TASK TO COMPLETE
Pick out each line below containing "this".

RECORDS FOR PROCESSING
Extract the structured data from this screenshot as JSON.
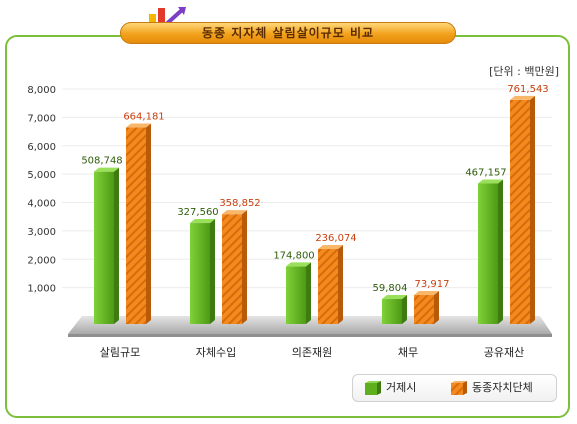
{
  "title": "동종 지자체 살림살이규모 비교",
  "unit": "[단위 : 백만원]",
  "colors": {
    "series1": "#5fae1e",
    "series1_dark": "#3f7c10",
    "series2": "#f28a1e",
    "series2_dark": "#b85a08",
    "series1_label": "#2f5d0a",
    "series2_label": "#c8400e",
    "border": "#7cbf3a"
  },
  "chart_data": {
    "type": "bar",
    "categories": [
      "살림규모",
      "자체수입",
      "의존재원",
      "채무",
      "공유재산"
    ],
    "series": [
      {
        "name": "거제시",
        "values": [
          508748,
          327560,
          174800,
          59804,
          467157
        ],
        "labels": [
          "508,748",
          "327,560",
          "174,800",
          "59,804",
          "467,157"
        ]
      },
      {
        "name": "동종자치단체",
        "values": [
          664181,
          358852,
          236074,
          73917,
          761543
        ],
        "labels": [
          "664,181",
          "358,852",
          "236,074",
          "73,917",
          "761,543"
        ]
      }
    ],
    "y_ticks": [
      "1,000",
      "2,000",
      "3,000",
      "4,000",
      "5,000",
      "6,000",
      "7,000",
      "8,000"
    ],
    "ylim": [
      0,
      800000
    ],
    "legend": "bottom-right"
  }
}
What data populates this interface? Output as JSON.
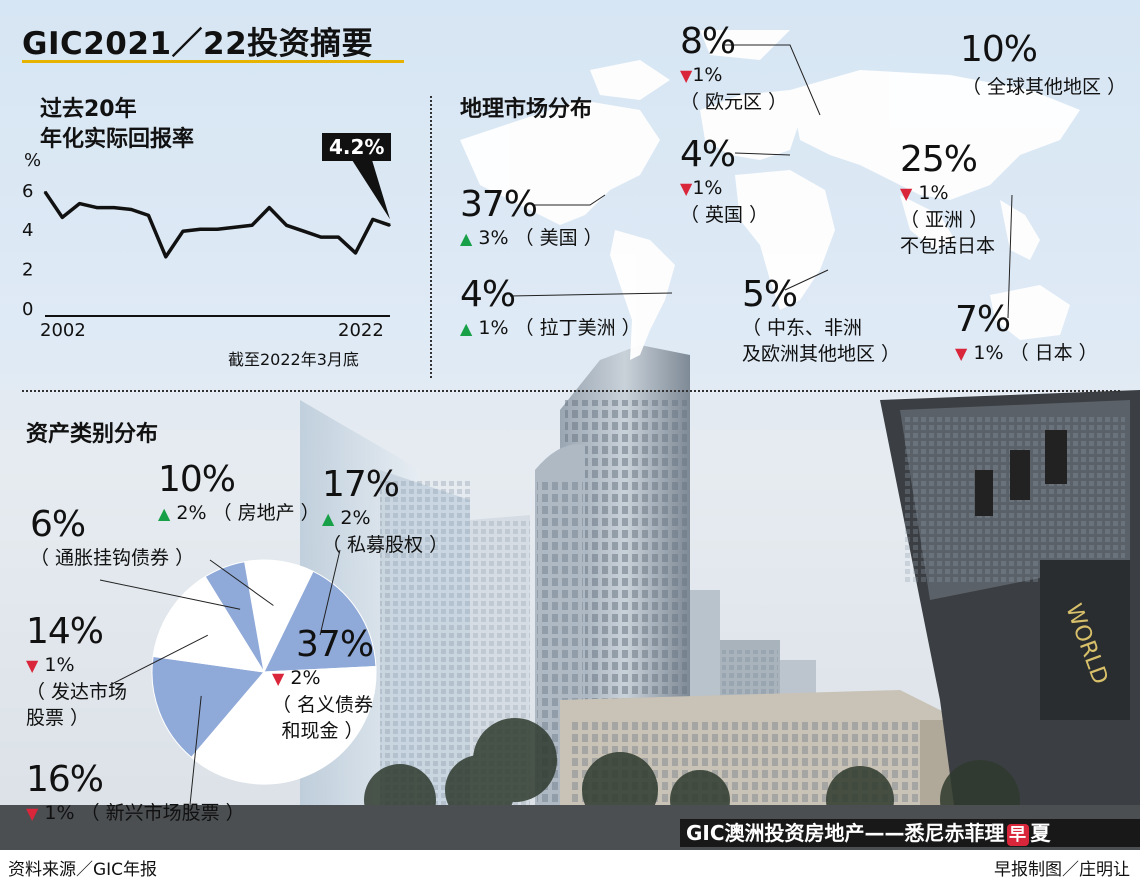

RESULT OF THE EXERCISE
Extract the structured data from this screenshot as JSON.
What data populates this interface? Output as JSON.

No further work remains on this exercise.